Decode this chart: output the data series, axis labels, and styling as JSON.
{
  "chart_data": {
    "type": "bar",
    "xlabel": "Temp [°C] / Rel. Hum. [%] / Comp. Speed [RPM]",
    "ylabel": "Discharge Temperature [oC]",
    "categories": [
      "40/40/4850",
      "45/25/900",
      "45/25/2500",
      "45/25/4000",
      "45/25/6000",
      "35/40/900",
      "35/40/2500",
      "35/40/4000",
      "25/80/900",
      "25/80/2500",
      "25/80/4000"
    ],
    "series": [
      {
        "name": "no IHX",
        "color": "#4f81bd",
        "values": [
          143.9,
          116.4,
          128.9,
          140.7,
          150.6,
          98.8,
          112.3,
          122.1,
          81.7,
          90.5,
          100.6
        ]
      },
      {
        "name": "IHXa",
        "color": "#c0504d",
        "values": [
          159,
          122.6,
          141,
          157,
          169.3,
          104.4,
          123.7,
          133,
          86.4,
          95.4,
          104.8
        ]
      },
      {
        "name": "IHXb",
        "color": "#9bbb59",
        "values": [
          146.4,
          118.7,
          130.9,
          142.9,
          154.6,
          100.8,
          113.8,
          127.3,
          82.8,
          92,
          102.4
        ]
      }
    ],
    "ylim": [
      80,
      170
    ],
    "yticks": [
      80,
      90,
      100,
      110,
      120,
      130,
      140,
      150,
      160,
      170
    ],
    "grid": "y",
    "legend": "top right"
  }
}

= = = =

#### GIVEN TASK
Extract the listing in its entirety and repeat it exactly.

#### RESPONSE BELOW
Decode this chart: output the data series, axis labels, and styling as JSON.
{
  "chart_data": {
    "type": "bar",
    "xlabel": "Temp [°C] / Rel. Hum. [%] / Comp. Speed [RPM]",
    "ylabel": "Discharge Temperature [oC]",
    "categories": [
      "40/40/4850",
      "45/25/900",
      "45/25/2500",
      "45/25/4000",
      "45/25/6000",
      "35/40/900",
      "35/40/2500",
      "35/40/4000",
      "25/80/900",
      "25/80/2500",
      "25/80/4000"
    ],
    "series": [
      {
        "name": "no IHX",
        "color": "#4f81bd",
        "values": [
          143.9,
          116.4,
          128.9,
          140.7,
          150.6,
          98.8,
          112.3,
          122.1,
          81.7,
          90.5,
          100.6
        ]
      },
      {
        "name": "IHXa",
        "color": "#c0504d",
        "values": [
          159,
          122.6,
          141,
          157,
          169.3,
          104.4,
          123.7,
          133,
          86.4,
          95.4,
          104.8
        ]
      },
      {
        "name": "IHXb",
        "color": "#9bbb59",
        "values": [
          146.4,
          118.7,
          130.9,
          142.9,
          154.6,
          100.8,
          113.8,
          127.3,
          82.8,
          92,
          102.4
        ]
      }
    ],
    "ylim": [
      80,
      170
    ],
    "yticks": [
      80,
      90,
      100,
      110,
      120,
      130,
      140,
      150,
      160,
      170
    ],
    "grid": "y",
    "legend": "top right"
  }
}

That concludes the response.